⟨
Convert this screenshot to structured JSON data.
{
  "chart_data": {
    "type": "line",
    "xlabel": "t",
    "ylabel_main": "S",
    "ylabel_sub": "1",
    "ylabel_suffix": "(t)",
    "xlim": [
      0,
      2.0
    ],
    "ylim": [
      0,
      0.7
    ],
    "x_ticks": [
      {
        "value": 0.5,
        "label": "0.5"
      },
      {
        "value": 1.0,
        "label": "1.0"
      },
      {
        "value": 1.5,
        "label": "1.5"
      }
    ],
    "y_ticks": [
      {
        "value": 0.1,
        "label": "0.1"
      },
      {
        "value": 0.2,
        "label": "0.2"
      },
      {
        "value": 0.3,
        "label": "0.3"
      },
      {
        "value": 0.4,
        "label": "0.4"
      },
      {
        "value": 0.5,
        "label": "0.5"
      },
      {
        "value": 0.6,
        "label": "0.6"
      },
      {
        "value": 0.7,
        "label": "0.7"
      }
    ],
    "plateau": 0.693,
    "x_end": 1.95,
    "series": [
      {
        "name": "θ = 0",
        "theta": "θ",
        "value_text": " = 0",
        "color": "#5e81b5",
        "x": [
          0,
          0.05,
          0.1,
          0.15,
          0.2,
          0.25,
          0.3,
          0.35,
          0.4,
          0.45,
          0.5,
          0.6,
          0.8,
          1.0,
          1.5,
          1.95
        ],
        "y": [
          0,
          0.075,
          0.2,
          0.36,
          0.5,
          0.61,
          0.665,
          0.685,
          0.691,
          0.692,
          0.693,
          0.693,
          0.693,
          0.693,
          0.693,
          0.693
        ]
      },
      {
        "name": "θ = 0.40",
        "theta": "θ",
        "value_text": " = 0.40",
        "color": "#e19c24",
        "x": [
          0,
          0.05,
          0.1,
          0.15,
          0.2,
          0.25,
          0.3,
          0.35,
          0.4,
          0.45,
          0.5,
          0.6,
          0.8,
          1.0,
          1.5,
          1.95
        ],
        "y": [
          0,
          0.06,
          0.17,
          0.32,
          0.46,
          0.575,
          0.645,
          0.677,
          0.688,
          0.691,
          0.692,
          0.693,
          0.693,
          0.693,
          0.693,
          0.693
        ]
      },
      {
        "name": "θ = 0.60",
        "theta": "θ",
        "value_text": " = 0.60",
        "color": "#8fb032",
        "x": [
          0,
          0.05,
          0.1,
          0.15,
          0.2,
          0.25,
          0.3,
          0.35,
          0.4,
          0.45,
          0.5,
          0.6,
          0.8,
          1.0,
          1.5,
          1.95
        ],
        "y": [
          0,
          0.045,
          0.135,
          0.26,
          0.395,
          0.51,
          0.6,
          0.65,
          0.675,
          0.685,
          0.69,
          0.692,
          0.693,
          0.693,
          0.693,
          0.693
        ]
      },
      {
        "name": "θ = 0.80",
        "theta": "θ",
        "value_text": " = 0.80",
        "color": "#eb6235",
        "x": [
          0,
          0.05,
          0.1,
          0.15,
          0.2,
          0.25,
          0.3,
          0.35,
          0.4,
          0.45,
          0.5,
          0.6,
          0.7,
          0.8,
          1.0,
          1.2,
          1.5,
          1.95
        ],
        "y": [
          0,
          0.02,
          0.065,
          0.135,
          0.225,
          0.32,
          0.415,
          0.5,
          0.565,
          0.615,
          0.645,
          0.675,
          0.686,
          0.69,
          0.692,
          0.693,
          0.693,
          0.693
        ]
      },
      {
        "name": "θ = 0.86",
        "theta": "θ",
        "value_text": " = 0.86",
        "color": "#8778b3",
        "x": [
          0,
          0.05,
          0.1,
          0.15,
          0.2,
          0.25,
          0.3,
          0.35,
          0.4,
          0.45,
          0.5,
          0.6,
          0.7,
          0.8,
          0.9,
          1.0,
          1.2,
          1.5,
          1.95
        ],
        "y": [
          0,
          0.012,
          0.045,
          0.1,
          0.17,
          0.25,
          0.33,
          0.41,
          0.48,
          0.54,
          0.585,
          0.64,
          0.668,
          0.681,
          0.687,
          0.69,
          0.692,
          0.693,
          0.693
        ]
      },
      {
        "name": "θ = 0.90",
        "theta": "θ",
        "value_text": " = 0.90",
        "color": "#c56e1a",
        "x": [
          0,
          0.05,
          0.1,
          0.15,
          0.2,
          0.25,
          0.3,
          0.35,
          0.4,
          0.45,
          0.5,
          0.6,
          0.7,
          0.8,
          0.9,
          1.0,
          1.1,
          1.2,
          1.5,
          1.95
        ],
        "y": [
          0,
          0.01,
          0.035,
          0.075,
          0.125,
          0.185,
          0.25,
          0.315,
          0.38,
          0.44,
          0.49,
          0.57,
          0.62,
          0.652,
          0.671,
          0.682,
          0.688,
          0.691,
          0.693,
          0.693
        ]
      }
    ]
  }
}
⟩
**Objective:** From the listing above, extract every line exactly as it stands.

**Solution to the exercise:**
Convert this screenshot to structured JSON data.
{
  "chart_data": {
    "type": "line",
    "xlabel": "t",
    "ylabel_main": "S",
    "ylabel_sub": "1",
    "ylabel_suffix": "(t)",
    "xlim": [
      0,
      2.0
    ],
    "ylim": [
      0,
      0.7
    ],
    "x_ticks": [
      {
        "value": 0.5,
        "label": "0.5"
      },
      {
        "value": 1.0,
        "label": "1.0"
      },
      {
        "value": 1.5,
        "label": "1.5"
      }
    ],
    "y_ticks": [
      {
        "value": 0.1,
        "label": "0.1"
      },
      {
        "value": 0.2,
        "label": "0.2"
      },
      {
        "value": 0.3,
        "label": "0.3"
      },
      {
        "value": 0.4,
        "label": "0.4"
      },
      {
        "value": 0.5,
        "label": "0.5"
      },
      {
        "value": 0.6,
        "label": "0.6"
      },
      {
        "value": 0.7,
        "label": "0.7"
      }
    ],
    "plateau": 0.693,
    "x_end": 1.95,
    "series": [
      {
        "name": "θ = 0",
        "theta": "θ",
        "value_text": " = 0",
        "color": "#5e81b5",
        "x": [
          0,
          0.05,
          0.1,
          0.15,
          0.2,
          0.25,
          0.3,
          0.35,
          0.4,
          0.45,
          0.5,
          0.6,
          0.8,
          1.0,
          1.5,
          1.95
        ],
        "y": [
          0,
          0.075,
          0.2,
          0.36,
          0.5,
          0.61,
          0.665,
          0.685,
          0.691,
          0.692,
          0.693,
          0.693,
          0.693,
          0.693,
          0.693,
          0.693
        ]
      },
      {
        "name": "θ = 0.40",
        "theta": "θ",
        "value_text": " = 0.40",
        "color": "#e19c24",
        "x": [
          0,
          0.05,
          0.1,
          0.15,
          0.2,
          0.25,
          0.3,
          0.35,
          0.4,
          0.45,
          0.5,
          0.6,
          0.8,
          1.0,
          1.5,
          1.95
        ],
        "y": [
          0,
          0.06,
          0.17,
          0.32,
          0.46,
          0.575,
          0.645,
          0.677,
          0.688,
          0.691,
          0.692,
          0.693,
          0.693,
          0.693,
          0.693,
          0.693
        ]
      },
      {
        "name": "θ = 0.60",
        "theta": "θ",
        "value_text": " = 0.60",
        "color": "#8fb032",
        "x": [
          0,
          0.05,
          0.1,
          0.15,
          0.2,
          0.25,
          0.3,
          0.35,
          0.4,
          0.45,
          0.5,
          0.6,
          0.8,
          1.0,
          1.5,
          1.95
        ],
        "y": [
          0,
          0.045,
          0.135,
          0.26,
          0.395,
          0.51,
          0.6,
          0.65,
          0.675,
          0.685,
          0.69,
          0.692,
          0.693,
          0.693,
          0.693,
          0.693
        ]
      },
      {
        "name": "θ = 0.80",
        "theta": "θ",
        "value_text": " = 0.80",
        "color": "#eb6235",
        "x": [
          0,
          0.05,
          0.1,
          0.15,
          0.2,
          0.25,
          0.3,
          0.35,
          0.4,
          0.45,
          0.5,
          0.6,
          0.7,
          0.8,
          1.0,
          1.2,
          1.5,
          1.95
        ],
        "y": [
          0,
          0.02,
          0.065,
          0.135,
          0.225,
          0.32,
          0.415,
          0.5,
          0.565,
          0.615,
          0.645,
          0.675,
          0.686,
          0.69,
          0.692,
          0.693,
          0.693,
          0.693
        ]
      },
      {
        "name": "θ = 0.86",
        "theta": "θ",
        "value_text": " = 0.86",
        "color": "#8778b3",
        "x": [
          0,
          0.05,
          0.1,
          0.15,
          0.2,
          0.25,
          0.3,
          0.35,
          0.4,
          0.45,
          0.5,
          0.6,
          0.7,
          0.8,
          0.9,
          1.0,
          1.2,
          1.5,
          1.95
        ],
        "y": [
          0,
          0.012,
          0.045,
          0.1,
          0.17,
          0.25,
          0.33,
          0.41,
          0.48,
          0.54,
          0.585,
          0.64,
          0.668,
          0.681,
          0.687,
          0.69,
          0.692,
          0.693,
          0.693
        ]
      },
      {
        "name": "θ = 0.90",
        "theta": "θ",
        "value_text": " = 0.90",
        "color": "#c56e1a",
        "x": [
          0,
          0.05,
          0.1,
          0.15,
          0.2,
          0.25,
          0.3,
          0.35,
          0.4,
          0.45,
          0.5,
          0.6,
          0.7,
          0.8,
          0.9,
          1.0,
          1.1,
          1.2,
          1.5,
          1.95
        ],
        "y": [
          0,
          0.01,
          0.035,
          0.075,
          0.125,
          0.185,
          0.25,
          0.315,
          0.38,
          0.44,
          0.49,
          0.57,
          0.62,
          0.652,
          0.671,
          0.682,
          0.688,
          0.691,
          0.693,
          0.693
        ]
      }
    ]
  }
}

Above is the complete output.